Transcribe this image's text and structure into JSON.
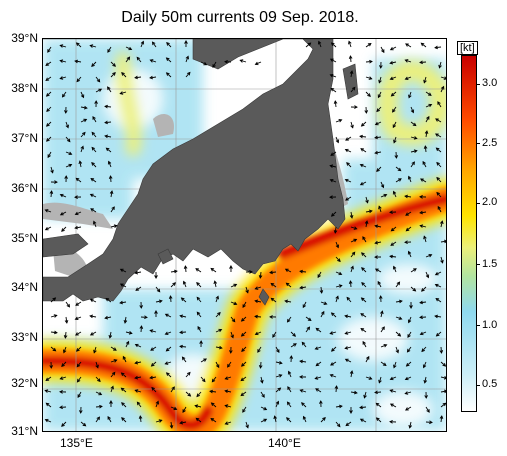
{
  "title": "Daily 50m currents 09 Sep. 2018.",
  "latitude_labels": [
    "39°N",
    "38°N",
    "37°N",
    "36°N",
    "35°N",
    "34°N",
    "33°N",
    "32°N",
    "31°N"
  ],
  "longitude_labels": [
    "135°E",
    "140°E"
  ],
  "colorbar": {
    "unit": "[kt]",
    "ticks": [
      "3.0",
      "2.5",
      "2.0",
      "1.5",
      "1.0",
      "0.5"
    ],
    "range": [
      0.25,
      3.25
    ]
  },
  "colors": {
    "land": "#5a5a5a",
    "shelf": "#b4b4b4",
    "weak": "#cdeff8",
    "moderate": "#8fd9ef",
    "strong": "#ffe400",
    "very_strong": "#ff4b00",
    "extreme": "#c80000"
  },
  "legend_icons": {
    "arrows": "current-vector-arrow-icons"
  }
}
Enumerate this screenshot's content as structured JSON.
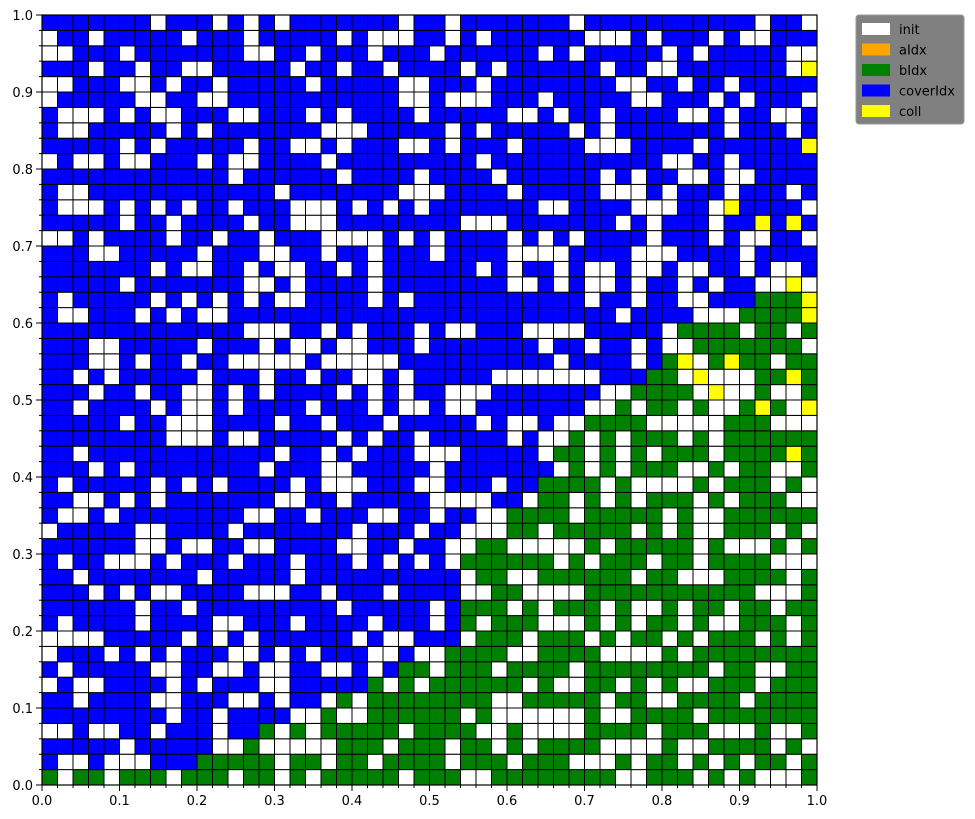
{
  "chart_data": {
    "type": "heatmap",
    "title": "",
    "xlabel": "",
    "ylabel": "",
    "xlim": [
      0.0,
      1.0
    ],
    "ylim": [
      0.0,
      1.0
    ],
    "grid_size": 50,
    "xticks": [
      "0.0",
      "0.1",
      "0.2",
      "0.3",
      "0.4",
      "0.5",
      "0.6",
      "0.7",
      "0.8",
      "0.9",
      "1.0"
    ],
    "yticks": [
      "0.0",
      "0.1",
      "0.2",
      "0.3",
      "0.4",
      "0.5",
      "0.6",
      "0.7",
      "0.8",
      "0.9",
      "1.0"
    ],
    "grid": true,
    "legend_placement": "outside top-right",
    "categories": [
      {
        "name": "init",
        "color": "#ffffff"
      },
      {
        "name": "aIdx",
        "color": "#ffa500"
      },
      {
        "name": "bIdx",
        "color": "#008000"
      },
      {
        "name": "coverIdx",
        "color": "#0000ff"
      },
      {
        "name": "coll",
        "color": "#ffff00"
      }
    ],
    "coll_cells": [
      [
        49,
        46
      ],
      [
        49,
        41
      ],
      [
        44,
        37
      ],
      [
        46,
        36
      ],
      [
        48,
        36
      ],
      [
        48,
        32
      ],
      [
        49,
        31
      ],
      [
        49,
        30
      ],
      [
        41,
        27
      ],
      [
        42,
        26
      ],
      [
        44,
        27
      ],
      [
        43,
        25
      ],
      [
        48,
        26
      ],
      [
        46,
        24
      ],
      [
        49,
        24
      ],
      [
        48,
        21
      ]
    ]
  }
}
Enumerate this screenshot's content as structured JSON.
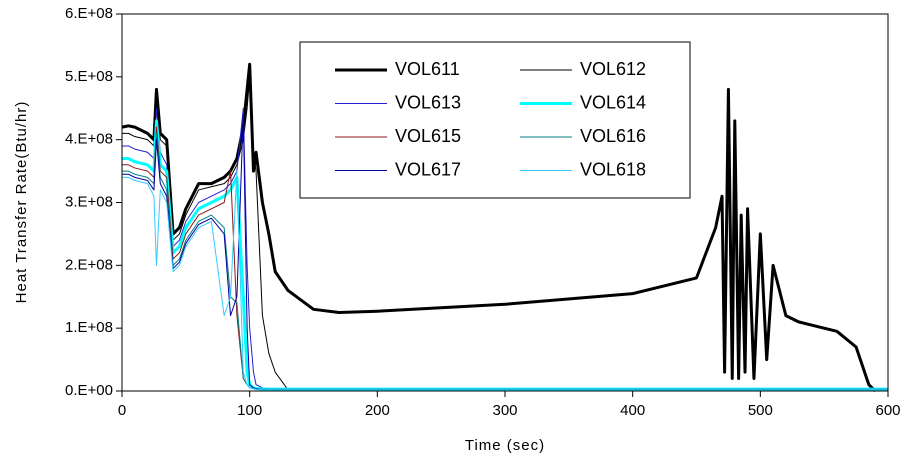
{
  "chart_data": {
    "type": "line",
    "xlabel": "Time (sec)",
    "ylabel": "Heat Transfer Rate(Btu/hr)",
    "xlim": [
      0,
      600
    ],
    "xticks": [
      0,
      100,
      200,
      300,
      400,
      500,
      600
    ],
    "ylim": [
      0,
      600000000
    ],
    "yticks": [
      {
        "value": 0,
        "label": "0.E+00"
      },
      {
        "value": 100000000,
        "label": "1.E+08"
      },
      {
        "value": 200000000,
        "label": "2.E+08"
      },
      {
        "value": 300000000,
        "label": "3.E+08"
      },
      {
        "value": 400000000,
        "label": "4.E+08"
      },
      {
        "value": 500000000,
        "label": "5.E+08"
      },
      {
        "value": 600000000,
        "label": "6.E+08"
      }
    ],
    "grid": false,
    "legend": "top",
    "x": [
      0,
      5,
      10,
      20,
      25,
      27,
      30,
      35,
      40,
      45,
      50,
      60,
      70,
      80,
      85,
      90,
      95,
      98,
      100,
      103,
      105,
      110,
      115,
      120,
      130,
      150,
      170,
      200,
      300,
      400,
      450,
      465,
      470,
      472,
      475,
      478,
      480,
      483,
      485,
      488,
      490,
      495,
      500,
      505,
      510,
      520,
      530,
      540,
      560,
      575,
      585,
      590,
      600
    ],
    "series": [
      {
        "name": "VOL611",
        "color": "#000000",
        "linewidth": 3,
        "values": [
          420000000.0,
          422000000.0,
          420000000.0,
          410000000.0,
          400000000.0,
          480000000.0,
          410000000.0,
          400000000.0,
          250000000.0,
          260000000.0,
          290000000.0,
          330000000.0,
          330000000.0,
          340000000.0,
          350000000.0,
          370000000.0,
          420000000.0,
          480000000.0,
          520000000.0,
          350000000.0,
          380000000.0,
          300000000.0,
          250000000.0,
          190000000.0,
          160000000.0,
          130000000.0,
          125000000.0,
          127000000.0,
          138000000.0,
          155000000.0,
          180000000.0,
          260000000.0,
          310000000.0,
          30000000.0,
          480000000.0,
          20000000.0,
          430000000.0,
          20000000.0,
          280000000.0,
          30000000.0,
          290000000.0,
          20000000.0,
          250000000.0,
          50000000.0,
          200000000.0,
          120000000.0,
          110000000.0,
          105000000.0,
          95000000.0,
          70000000.0,
          10000000.0,
          0,
          null
        ]
      },
      {
        "name": "VOL612",
        "color": "#000000",
        "linewidth": 1,
        "values": [
          410000000.0,
          410000000.0,
          405000000.0,
          400000000.0,
          390000000.0,
          470000000.0,
          400000000.0,
          390000000.0,
          240000000.0,
          250000000.0,
          280000000.0,
          320000000.0,
          325000000.0,
          330000000.0,
          340000000.0,
          360000000.0,
          400000000.0,
          450000000.0,
          500000000.0,
          380000000.0,
          350000000.0,
          120000000.0,
          60000000.0,
          30000000.0,
          2000000.0,
          1000000.0,
          1000000.0,
          1000000.0,
          1000000.0,
          1000000.0,
          1000000.0,
          1000000.0,
          1000000.0,
          1000000.0,
          1000000.0,
          1000000.0,
          1000000.0,
          1000000.0,
          1000000.0,
          1000000.0,
          1000000.0,
          1000000.0,
          1000000.0,
          1000000.0,
          1000000.0,
          1000000.0,
          1000000.0,
          1000000.0,
          1000000.0,
          1000000.0,
          1000000.0,
          1000000.0,
          1000000.0
        ]
      },
      {
        "name": "VOL613",
        "color": "#2222cc",
        "linewidth": 1,
        "values": [
          390000000.0,
          390000000.0,
          385000000.0,
          380000000.0,
          370000000.0,
          450000000.0,
          380000000.0,
          360000000.0,
          230000000.0,
          240000000.0,
          270000000.0,
          300000000.0,
          310000000.0,
          320000000.0,
          330000000.0,
          350000000.0,
          450000000.0,
          200000000.0,
          100000000.0,
          30000000.0,
          10000000.0,
          5000000.0,
          4000000.0,
          3000000.0,
          3000000.0,
          3000000.0,
          3000000.0,
          3000000.0,
          3000000.0,
          3000000.0,
          3000000.0,
          3000000.0,
          3000000.0,
          3000000.0,
          3000000.0,
          3000000.0,
          3000000.0,
          3000000.0,
          3000000.0,
          3000000.0,
          3000000.0,
          3000000.0,
          3000000.0,
          3000000.0,
          3000000.0,
          3000000.0,
          3000000.0,
          3000000.0,
          3000000.0,
          3000000.0,
          3000000.0,
          3000000.0,
          3000000.0
        ]
      },
      {
        "name": "VOL614",
        "color": "#00ffff",
        "linewidth": 3,
        "values": [
          370000000.0,
          370000000.0,
          365000000.0,
          360000000.0,
          350000000.0,
          430000000.0,
          360000000.0,
          350000000.0,
          220000000.0,
          230000000.0,
          260000000.0,
          290000000.0,
          300000000.0,
          310000000.0,
          320000000.0,
          340000000.0,
          150000000.0,
          30000000.0,
          10000000.0,
          5000000.0,
          4000000.0,
          3000000.0,
          3000000.0,
          3000000.0,
          3000000.0,
          3000000.0,
          3000000.0,
          3000000.0,
          3000000.0,
          3000000.0,
          3000000.0,
          3000000.0,
          3000000.0,
          3000000.0,
          3000000.0,
          3000000.0,
          3000000.0,
          3000000.0,
          3000000.0,
          3000000.0,
          3000000.0,
          3000000.0,
          3000000.0,
          3000000.0,
          3000000.0,
          3000000.0,
          3000000.0,
          3000000.0,
          3000000.0,
          3000000.0,
          3000000.0,
          3000000.0,
          3000000.0
        ]
      },
      {
        "name": "VOL615",
        "color": "#8b1a1a",
        "linewidth": 1,
        "values": [
          360000000.0,
          360000000.0,
          355000000.0,
          350000000.0,
          340000000.0,
          420000000.0,
          350000000.0,
          340000000.0,
          210000000.0,
          220000000.0,
          250000000.0,
          280000000.0,
          290000000.0,
          300000000.0,
          350000000.0,
          120000000.0,
          20000000.0,
          10000000.0,
          5000000.0,
          4000000.0,
          3000000.0,
          3000000.0,
          3000000.0,
          3000000.0,
          3000000.0,
          3000000.0,
          3000000.0,
          3000000.0,
          3000000.0,
          3000000.0,
          3000000.0,
          3000000.0,
          3000000.0,
          3000000.0,
          3000000.0,
          3000000.0,
          3000000.0,
          3000000.0,
          3000000.0,
          3000000.0,
          3000000.0,
          3000000.0,
          3000000.0,
          3000000.0,
          3000000.0,
          3000000.0,
          3000000.0,
          3000000.0,
          3000000.0,
          3000000.0,
          3000000.0,
          3000000.0,
          3000000.0
        ]
      },
      {
        "name": "VOL616",
        "color": "#008080",
        "linewidth": 1,
        "values": [
          350000000.0,
          350000000.0,
          345000000.0,
          340000000.0,
          330000000.0,
          410000000.0,
          340000000.0,
          320000000.0,
          200000000.0,
          210000000.0,
          240000000.0,
          270000000.0,
          280000000.0,
          260000000.0,
          150000000.0,
          140000000.0,
          20000000.0,
          10000000.0,
          5000000.0,
          4000000.0,
          3000000.0,
          3000000.0,
          3000000.0,
          3000000.0,
          3000000.0,
          3000000.0,
          3000000.0,
          3000000.0,
          3000000.0,
          3000000.0,
          3000000.0,
          3000000.0,
          3000000.0,
          3000000.0,
          3000000.0,
          3000000.0,
          3000000.0,
          3000000.0,
          3000000.0,
          3000000.0,
          3000000.0,
          3000000.0,
          3000000.0,
          3000000.0,
          3000000.0,
          3000000.0,
          3000000.0,
          3000000.0,
          3000000.0,
          3000000.0,
          3000000.0,
          3000000.0,
          3000000.0
        ]
      },
      {
        "name": "VOL617",
        "color": "#0000a0",
        "linewidth": 1,
        "values": [
          345000000.0,
          345000000.0,
          340000000.0,
          335000000.0,
          320000000.0,
          400000000.0,
          330000000.0,
          310000000.0,
          195000000.0,
          205000000.0,
          235000000.0,
          265000000.0,
          275000000.0,
          250000000.0,
          120000000.0,
          150000000.0,
          440000000.0,
          100000000.0,
          10000000.0,
          5000000.0,
          4000000.0,
          3000000.0,
          3000000.0,
          3000000.0,
          3000000.0,
          3000000.0,
          3000000.0,
          3000000.0,
          3000000.0,
          3000000.0,
          3000000.0,
          3000000.0,
          3000000.0,
          3000000.0,
          3000000.0,
          3000000.0,
          3000000.0,
          3000000.0,
          3000000.0,
          3000000.0,
          3000000.0,
          3000000.0,
          3000000.0,
          3000000.0,
          3000000.0,
          3000000.0,
          3000000.0,
          3000000.0,
          3000000.0,
          3000000.0,
          3000000.0,
          3000000.0,
          3000000.0
        ]
      },
      {
        "name": "VOL618",
        "color": "#33ccff",
        "linewidth": 1,
        "values": [
          340000000.0,
          340000000.0,
          335000000.0,
          330000000.0,
          310000000.0,
          200000000.0,
          320000000.0,
          300000000.0,
          190000000.0,
          200000000.0,
          230000000.0,
          260000000.0,
          270000000.0,
          120000000.0,
          150000000.0,
          350000000.0,
          30000000.0,
          10000000.0,
          5000000.0,
          4000000.0,
          3000000.0,
          3000000.0,
          3000000.0,
          3000000.0,
          3000000.0,
          3000000.0,
          3000000.0,
          3000000.0,
          3000000.0,
          3000000.0,
          3000000.0,
          3000000.0,
          3000000.0,
          3000000.0,
          3000000.0,
          3000000.0,
          3000000.0,
          3000000.0,
          3000000.0,
          3000000.0,
          3000000.0,
          3000000.0,
          3000000.0,
          3000000.0,
          3000000.0,
          3000000.0,
          3000000.0,
          3000000.0,
          3000000.0,
          3000000.0,
          3000000.0,
          3000000.0,
          3000000.0
        ]
      }
    ]
  }
}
+++++
Using the entries above, state how many lines include the word "ylabel", with no other words.

• _Exercise response_: 2